What you need to do: Reproduce every line of the material below with no changes.

Data rows:
== == ==

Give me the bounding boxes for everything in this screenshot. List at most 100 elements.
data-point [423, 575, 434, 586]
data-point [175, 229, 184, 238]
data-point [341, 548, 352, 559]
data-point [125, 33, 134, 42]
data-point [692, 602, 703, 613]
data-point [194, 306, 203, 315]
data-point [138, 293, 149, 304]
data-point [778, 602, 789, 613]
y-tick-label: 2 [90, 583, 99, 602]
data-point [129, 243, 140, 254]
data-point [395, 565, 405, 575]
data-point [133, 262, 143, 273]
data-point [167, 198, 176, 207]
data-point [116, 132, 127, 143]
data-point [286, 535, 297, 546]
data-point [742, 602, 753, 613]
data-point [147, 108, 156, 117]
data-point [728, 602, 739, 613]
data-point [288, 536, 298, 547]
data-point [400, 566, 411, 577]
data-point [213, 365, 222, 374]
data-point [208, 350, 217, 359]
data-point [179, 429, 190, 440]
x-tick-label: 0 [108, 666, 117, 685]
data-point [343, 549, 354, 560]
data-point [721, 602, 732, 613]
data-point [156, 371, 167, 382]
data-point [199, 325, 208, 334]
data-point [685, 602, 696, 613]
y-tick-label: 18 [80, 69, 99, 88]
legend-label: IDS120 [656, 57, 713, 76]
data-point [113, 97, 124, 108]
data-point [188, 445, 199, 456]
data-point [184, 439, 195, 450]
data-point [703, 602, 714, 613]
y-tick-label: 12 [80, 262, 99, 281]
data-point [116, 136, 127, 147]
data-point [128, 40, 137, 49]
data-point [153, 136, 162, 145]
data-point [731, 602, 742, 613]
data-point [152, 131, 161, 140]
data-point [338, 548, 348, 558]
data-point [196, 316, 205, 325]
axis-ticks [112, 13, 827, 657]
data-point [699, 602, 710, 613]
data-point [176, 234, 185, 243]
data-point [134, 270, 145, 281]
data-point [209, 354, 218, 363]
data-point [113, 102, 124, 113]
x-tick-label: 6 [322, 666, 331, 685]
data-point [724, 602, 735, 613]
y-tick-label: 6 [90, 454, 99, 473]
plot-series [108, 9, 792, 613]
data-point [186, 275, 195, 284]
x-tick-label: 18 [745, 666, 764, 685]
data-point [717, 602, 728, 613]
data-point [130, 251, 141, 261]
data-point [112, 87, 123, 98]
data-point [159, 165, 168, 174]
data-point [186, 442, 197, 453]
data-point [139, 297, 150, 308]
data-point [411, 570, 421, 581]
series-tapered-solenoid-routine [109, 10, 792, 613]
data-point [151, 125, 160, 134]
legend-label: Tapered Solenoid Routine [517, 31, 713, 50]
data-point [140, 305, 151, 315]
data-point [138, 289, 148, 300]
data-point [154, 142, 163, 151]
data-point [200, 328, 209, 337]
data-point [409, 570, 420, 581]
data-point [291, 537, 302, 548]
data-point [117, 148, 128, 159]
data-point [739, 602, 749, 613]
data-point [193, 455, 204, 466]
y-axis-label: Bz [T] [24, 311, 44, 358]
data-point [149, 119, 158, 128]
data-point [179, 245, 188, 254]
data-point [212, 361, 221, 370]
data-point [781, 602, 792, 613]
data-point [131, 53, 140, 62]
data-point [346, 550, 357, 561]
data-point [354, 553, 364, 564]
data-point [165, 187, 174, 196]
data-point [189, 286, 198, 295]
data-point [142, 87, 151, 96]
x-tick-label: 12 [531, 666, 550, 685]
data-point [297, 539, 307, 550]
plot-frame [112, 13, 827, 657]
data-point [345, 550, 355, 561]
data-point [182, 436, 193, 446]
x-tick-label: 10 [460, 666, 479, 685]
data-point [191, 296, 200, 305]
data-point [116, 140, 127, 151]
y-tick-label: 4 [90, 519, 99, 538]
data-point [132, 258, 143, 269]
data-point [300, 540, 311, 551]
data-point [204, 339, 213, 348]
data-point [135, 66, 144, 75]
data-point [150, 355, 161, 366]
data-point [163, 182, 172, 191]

== == ==

Solution to the exercise:
Give me the bounding boxes for everything in this screenshot. List at most 100 elements.
data-point [423, 575, 434, 586]
data-point [175, 229, 184, 238]
data-point [341, 548, 352, 559]
data-point [125, 33, 134, 42]
data-point [692, 602, 703, 613]
data-point [194, 306, 203, 315]
data-point [138, 293, 149, 304]
data-point [778, 602, 789, 613]
y-tick-label: 2 [90, 583, 99, 602]
data-point [129, 243, 140, 254]
data-point [395, 565, 405, 575]
data-point [133, 262, 143, 273]
data-point [167, 198, 176, 207]
data-point [116, 132, 127, 143]
data-point [286, 535, 297, 546]
data-point [742, 602, 753, 613]
data-point [147, 108, 156, 117]
data-point [728, 602, 739, 613]
data-point [288, 536, 298, 547]
data-point [400, 566, 411, 577]
data-point [213, 365, 222, 374]
data-point [208, 350, 217, 359]
data-point [179, 429, 190, 440]
x-tick-label: 0 [108, 666, 117, 685]
data-point [343, 549, 354, 560]
data-point [721, 602, 732, 613]
data-point [156, 371, 167, 382]
data-point [199, 325, 208, 334]
data-point [685, 602, 696, 613]
y-tick-label: 18 [80, 69, 99, 88]
legend-label: IDS120 [656, 57, 713, 76]
data-point [113, 97, 124, 108]
data-point [188, 445, 199, 456]
data-point [184, 439, 195, 450]
data-point [703, 602, 714, 613]
y-tick-label: 12 [80, 262, 99, 281]
data-point [116, 136, 127, 147]
data-point [128, 40, 137, 49]
data-point [153, 136, 162, 145]
data-point [731, 602, 742, 613]
data-point [152, 131, 161, 140]
data-point [338, 548, 348, 558]
data-point [196, 316, 205, 325]
axis-ticks [112, 13, 827, 657]
data-point [699, 602, 710, 613]
data-point [176, 234, 185, 243]
data-point [134, 270, 145, 281]
data-point [209, 354, 218, 363]
data-point [113, 102, 124, 113]
x-tick-label: 6 [322, 666, 331, 685]
data-point [724, 602, 735, 613]
y-tick-label: 6 [90, 454, 99, 473]
plot-series [108, 9, 792, 613]
data-point [186, 275, 195, 284]
x-tick-label: 18 [745, 666, 764, 685]
data-point [717, 602, 728, 613]
data-point [130, 251, 141, 261]
data-point [112, 87, 123, 98]
data-point [159, 165, 168, 174]
data-point [186, 442, 197, 453]
data-point [139, 297, 150, 308]
data-point [411, 570, 421, 581]
series-tapered-solenoid-routine [109, 10, 792, 613]
data-point [151, 125, 160, 134]
legend-label: Tapered Solenoid Routine [517, 31, 713, 50]
data-point [140, 305, 151, 315]
data-point [138, 289, 148, 300]
data-point [154, 142, 163, 151]
data-point [200, 328, 209, 337]
data-point [409, 570, 420, 581]
data-point [291, 537, 302, 548]
data-point [117, 148, 128, 159]
data-point [739, 602, 749, 613]
data-point [193, 455, 204, 466]
y-axis-label: Bz [T] [24, 311, 44, 358]
data-point [149, 119, 158, 128]
data-point [179, 245, 188, 254]
data-point [212, 361, 221, 370]
data-point [781, 602, 792, 613]
data-point [131, 53, 140, 62]
data-point [346, 550, 357, 561]
data-point [354, 553, 364, 564]
data-point [165, 187, 174, 196]
data-point [189, 286, 198, 295]
data-point [142, 87, 151, 96]
x-tick-label: 12 [531, 666, 550, 685]
data-point [297, 539, 307, 550]
plot-frame [112, 13, 827, 657]
data-point [345, 550, 355, 561]
data-point [182, 436, 193, 446]
x-tick-label: 10 [460, 666, 479, 685]
data-point [191, 296, 200, 305]
data-point [116, 140, 127, 151]
y-tick-label: 4 [90, 519, 99, 538]
data-point [132, 258, 143, 269]
data-point [300, 540, 311, 551]
data-point [204, 339, 213, 348]
data-point [135, 66, 144, 75]
data-point [150, 355, 161, 366]
data-point [163, 182, 172, 191]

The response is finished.